> _EXERCISE GOAL_
Return every item below, reproducing each line unchanged. Leave the pictures out of your answer.

(Records of where elements appear)
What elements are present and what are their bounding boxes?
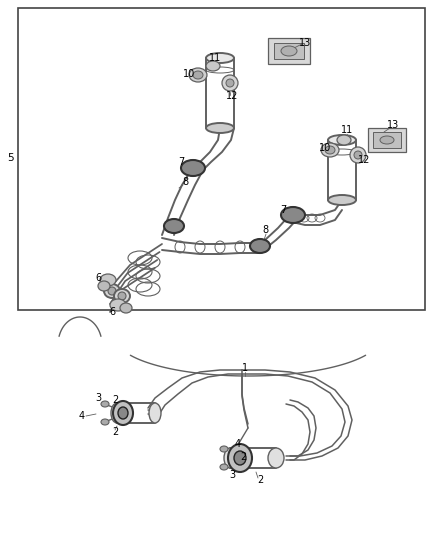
Ellipse shape [206,61,220,71]
Text: 12: 12 [358,155,370,165]
Ellipse shape [268,448,284,468]
Ellipse shape [226,79,234,87]
Text: 6: 6 [95,273,101,283]
Text: 4: 4 [235,439,241,449]
Ellipse shape [281,46,297,56]
Text: 1: 1 [242,363,248,373]
Ellipse shape [118,407,128,419]
Ellipse shape [380,136,394,144]
Ellipse shape [113,401,133,425]
Text: 10: 10 [319,143,331,153]
Ellipse shape [206,53,234,63]
Text: 5: 5 [7,153,13,163]
Text: 3: 3 [95,393,101,403]
Text: 6: 6 [109,307,115,317]
Ellipse shape [164,219,184,233]
Ellipse shape [222,75,238,91]
Text: 7: 7 [178,157,184,167]
Ellipse shape [111,403,123,423]
Ellipse shape [328,135,356,145]
Ellipse shape [281,207,305,223]
Ellipse shape [220,464,228,470]
Text: 2: 2 [112,427,118,437]
Bar [368,128,406,152]
Bar [373,132,401,148]
Text: 7: 7 [280,205,286,215]
Ellipse shape [234,451,246,465]
Ellipse shape [98,281,110,291]
Text: 4: 4 [79,411,85,421]
Text: 2: 2 [257,475,263,485]
Ellipse shape [110,299,126,311]
Ellipse shape [114,289,130,303]
Text: 13: 13 [299,38,311,48]
Text: 11: 11 [341,125,353,135]
Ellipse shape [108,287,116,295]
Text: 11: 11 [209,53,221,63]
Ellipse shape [101,401,109,407]
Text: 3: 3 [229,470,235,480]
Ellipse shape [250,239,270,253]
Ellipse shape [181,160,205,176]
Bar [268,38,310,64]
Ellipse shape [193,71,203,79]
Ellipse shape [224,448,236,468]
Text: 2: 2 [112,395,118,405]
Text: 8: 8 [182,177,188,187]
Ellipse shape [354,151,362,159]
Text: 13: 13 [387,120,399,130]
Ellipse shape [220,446,228,452]
Ellipse shape [100,274,116,286]
Ellipse shape [321,143,339,157]
Bar [18,8,425,310]
Text: 8: 8 [262,225,268,235]
Ellipse shape [206,123,234,133]
Text: 10: 10 [183,69,195,79]
Ellipse shape [350,147,366,163]
Ellipse shape [189,68,207,82]
Ellipse shape [120,303,132,313]
Ellipse shape [118,292,126,300]
Ellipse shape [325,146,335,154]
Ellipse shape [104,284,120,298]
Text: 12: 12 [226,91,238,101]
Ellipse shape [101,419,109,425]
Ellipse shape [149,403,161,423]
Text: 2: 2 [240,452,246,462]
Ellipse shape [328,195,356,205]
Bar [274,43,304,59]
Ellipse shape [337,135,351,145]
Ellipse shape [228,444,252,472]
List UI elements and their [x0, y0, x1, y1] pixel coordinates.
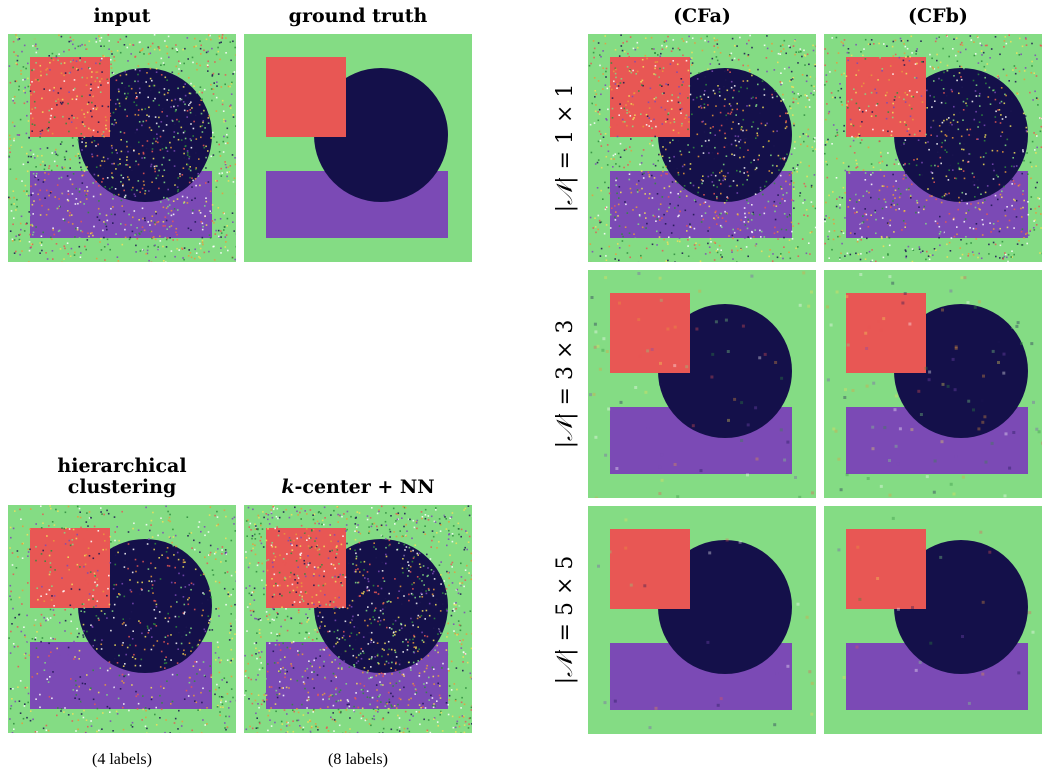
- red-square: [30, 57, 110, 137]
- caption-hier: (4 labels): [92, 751, 152, 768]
- image-cfb-5x5: [824, 506, 1042, 734]
- red-square: [846, 529, 926, 609]
- image-cfa-5x5: [588, 506, 816, 734]
- title-hier-line1: hierarchical: [57, 455, 187, 477]
- noise-speckles: [589, 271, 814, 498]
- navy-circle: [78, 68, 212, 202]
- red-square: [610, 529, 690, 609]
- noise-speckles: [588, 34, 816, 262]
- row-label-5x5-prefix: |: [553, 676, 578, 685]
- noise-speckles: [8, 34, 236, 262]
- noise-speckles: [826, 273, 1042, 498]
- navy-circle: [314, 68, 448, 202]
- title-kcenter-rest: -center + NN: [294, 476, 435, 498]
- title-kcenter-nn: k-center + NN: [244, 477, 472, 498]
- image-cfa-1x1: [588, 34, 816, 262]
- image-ground-truth: [244, 34, 472, 262]
- navy-circle: [894, 304, 1028, 438]
- image-cfb-1x1: [824, 34, 1042, 262]
- row-label-3x3-prefix: |: [553, 440, 578, 449]
- image-input: [8, 34, 236, 262]
- navy-circle: [78, 539, 212, 673]
- navy-circle: [658, 304, 792, 438]
- noise-speckles: [837, 516, 1035, 722]
- navy-circle: [894, 540, 1028, 674]
- red-square: [610, 57, 690, 137]
- title-input: input: [93, 5, 151, 27]
- row-label-3x3-symbol: 𝒩: [553, 419, 578, 441]
- title-ground-truth: ground truth: [288, 5, 428, 27]
- caption-kcenter: (8 labels): [328, 751, 388, 768]
- navy-circle: [658, 68, 792, 202]
- row-label-3x3: |𝒩| = 3 × 3: [551, 270, 581, 498]
- noise-speckles: [8, 505, 236, 733]
- title-cfa: (CFa): [673, 5, 731, 27]
- noise-speckles: [588, 518, 814, 730]
- noise-speckles: [824, 34, 1042, 262]
- row-label-5x5-symbol: 𝒩: [553, 655, 578, 677]
- red-square: [846, 293, 926, 373]
- image-cfa-3x3: [588, 270, 816, 498]
- row-label-5x5: |𝒩| = 5 × 5: [551, 506, 581, 734]
- red-square: [610, 293, 690, 373]
- image-kcenter-nn: [244, 505, 472, 733]
- title-kcenter-k: k: [281, 476, 295, 498]
- row-label-5x5-suffix: | = 5 × 5: [553, 555, 578, 656]
- title-hierarchical-clustering: hierarchical clustering: [8, 456, 236, 498]
- row-label-1x1-prefix: |: [553, 204, 578, 213]
- title-hier-line2: clustering: [67, 476, 177, 498]
- red-square: [266, 57, 346, 137]
- image-cfb-3x3: [824, 270, 1042, 498]
- row-label-1x1-suffix: | = 1 × 1: [553, 83, 578, 184]
- row-label-1x1-symbol: 𝒩: [553, 183, 578, 205]
- noise-speckles: [244, 505, 472, 733]
- navy-circle: [314, 539, 448, 673]
- row-label-3x3-suffix: | = 3 × 3: [553, 319, 578, 420]
- row-label-1x1: |𝒩| = 1 × 1: [551, 34, 581, 262]
- title-cfb: (CFb): [908, 5, 968, 27]
- navy-circle: [658, 540, 792, 674]
- image-hierarchical-clustering: [8, 505, 236, 733]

> _RESPONSE TO THIS TASK_
What elements are present and what are their bounding boxes?
Ellipse shape [206,61,220,71]
Text: 12: 12 [358,155,370,165]
Ellipse shape [268,448,284,468]
Ellipse shape [226,79,234,87]
Text: 6: 6 [95,273,101,283]
Text: 4: 4 [235,439,241,449]
Ellipse shape [281,46,297,56]
Text: 1: 1 [242,363,248,373]
Ellipse shape [118,407,128,419]
Ellipse shape [380,136,394,144]
Ellipse shape [113,401,133,425]
Text: 10: 10 [319,143,331,153]
Ellipse shape [206,53,234,63]
Text: 5: 5 [7,153,13,163]
Text: 3: 3 [95,393,101,403]
Text: 6: 6 [109,307,115,317]
Ellipse shape [164,219,184,233]
Ellipse shape [222,75,238,91]
Text: 7: 7 [178,157,184,167]
Ellipse shape [111,403,123,423]
Ellipse shape [328,135,356,145]
Ellipse shape [281,207,305,223]
Ellipse shape [220,464,228,470]
Text: 2: 2 [112,427,118,437]
Bar [368,128,406,152]
Bar [373,132,401,148]
Text: 7: 7 [280,205,286,215]
Ellipse shape [234,451,246,465]
Ellipse shape [98,281,110,291]
Text: 4: 4 [79,411,85,421]
Text: 2: 2 [257,475,263,485]
Ellipse shape [110,299,126,311]
Ellipse shape [114,289,130,303]
Text: 13: 13 [299,38,311,48]
Text: 11: 11 [341,125,353,135]
Ellipse shape [108,287,116,295]
Text: 11: 11 [209,53,221,63]
Ellipse shape [101,401,109,407]
Text: 3: 3 [229,470,235,480]
Ellipse shape [250,239,270,253]
Ellipse shape [181,160,205,176]
Bar [268,38,310,64]
Ellipse shape [193,71,203,79]
Ellipse shape [224,448,236,468]
Text: 2: 2 [112,395,118,405]
Text: 8: 8 [182,177,188,187]
Ellipse shape [354,151,362,159]
Text: 13: 13 [387,120,399,130]
Ellipse shape [220,446,228,452]
Ellipse shape [100,274,116,286]
Ellipse shape [321,143,339,157]
Bar [18,8,425,310]
Text: 8: 8 [262,225,268,235]
Ellipse shape [206,123,234,133]
Text: 10: 10 [183,69,195,79]
Ellipse shape [350,147,366,163]
Ellipse shape [189,68,207,82]
Ellipse shape [120,303,132,313]
Ellipse shape [118,292,126,300]
Ellipse shape [325,146,335,154]
Ellipse shape [104,284,120,298]
Text: 12: 12 [226,91,238,101]
Ellipse shape [101,419,109,425]
Ellipse shape [149,403,161,423]
Text: 2: 2 [240,452,246,462]
Ellipse shape [328,195,356,205]
Bar [274,43,304,59]
Ellipse shape [337,135,351,145]
Ellipse shape [228,444,252,472]
List UI elements and their [x0, y0, x1, y1] pixel coordinates.
- red-square: [30, 57, 110, 137]
- caption-hier: (4 labels): [92, 751, 152, 768]
- image-cfb-5x5: [824, 506, 1042, 734]
- red-square: [846, 529, 926, 609]
- image-cfa-5x5: [588, 506, 816, 734]
- title-hier-line1: hierarchical: [57, 455, 187, 477]
- noise-speckles: [589, 271, 814, 498]
- navy-circle: [78, 68, 212, 202]
- red-square: [610, 529, 690, 609]
- noise-speckles: [588, 34, 816, 262]
- row-label-5x5-prefix: |: [553, 676, 578, 685]
- noise-speckles: [8, 34, 236, 262]
- noise-speckles: [826, 273, 1042, 498]
- navy-circle: [314, 68, 448, 202]
- title-kcenter-rest: -center + NN: [294, 476, 435, 498]
- title-kcenter-nn: k-center + NN: [244, 477, 472, 498]
- image-cfa-1x1: [588, 34, 816, 262]
- image-ground-truth: [244, 34, 472, 262]
- navy-circle: [894, 304, 1028, 438]
- image-cfb-1x1: [824, 34, 1042, 262]
- row-label-3x3-prefix: |: [553, 440, 578, 449]
- image-input: [8, 34, 236, 262]
- navy-circle: [78, 539, 212, 673]
- navy-circle: [658, 304, 792, 438]
- noise-speckles: [837, 516, 1035, 722]
- navy-circle: [894, 540, 1028, 674]
- red-square: [610, 57, 690, 137]
- title-input: input: [93, 5, 151, 27]
- row-label-3x3-symbol: 𝒩: [553, 419, 578, 441]
- title-ground-truth: ground truth: [288, 5, 428, 27]
- caption-kcenter: (8 labels): [328, 751, 388, 768]
- navy-circle: [658, 68, 792, 202]
- row-label-3x3: |𝒩| = 3 × 3: [551, 270, 581, 498]
- noise-speckles: [8, 505, 236, 733]
- title-cfa: (CFa): [673, 5, 731, 27]
- noise-speckles: [588, 518, 814, 730]
- noise-speckles: [824, 34, 1042, 262]
- row-label-5x5-symbol: 𝒩: [553, 655, 578, 677]
- red-square: [846, 293, 926, 373]
- image-cfa-3x3: [588, 270, 816, 498]
- row-label-5x5: |𝒩| = 5 × 5: [551, 506, 581, 734]
- red-square: [610, 293, 690, 373]
- image-kcenter-nn: [244, 505, 472, 733]
- title-kcenter-k: k: [281, 476, 295, 498]
- row-label-5x5-suffix: | = 5 × 5: [553, 555, 578, 656]
- title-hierarchical-clustering: hierarchical clustering: [8, 456, 236, 498]
- row-label-1x1-prefix: |: [553, 204, 578, 213]
- title-hier-line2: clustering: [67, 476, 177, 498]
- red-square: [266, 57, 346, 137]
- image-cfb-3x3: [824, 270, 1042, 498]
- row-label-1x1-suffix: | = 1 × 1: [553, 83, 578, 184]
- row-label-1x1-symbol: 𝒩: [553, 183, 578, 205]
- noise-speckles: [244, 505, 472, 733]
- navy-circle: [314, 539, 448, 673]
- row-label-3x3-suffix: | = 3 × 3: [553, 319, 578, 420]
- row-label-1x1: |𝒩| = 1 × 1: [551, 34, 581, 262]
- title-cfb: (CFb): [908, 5, 968, 27]
- navy-circle: [658, 540, 792, 674]
- image-hierarchical-clustering: [8, 505, 236, 733]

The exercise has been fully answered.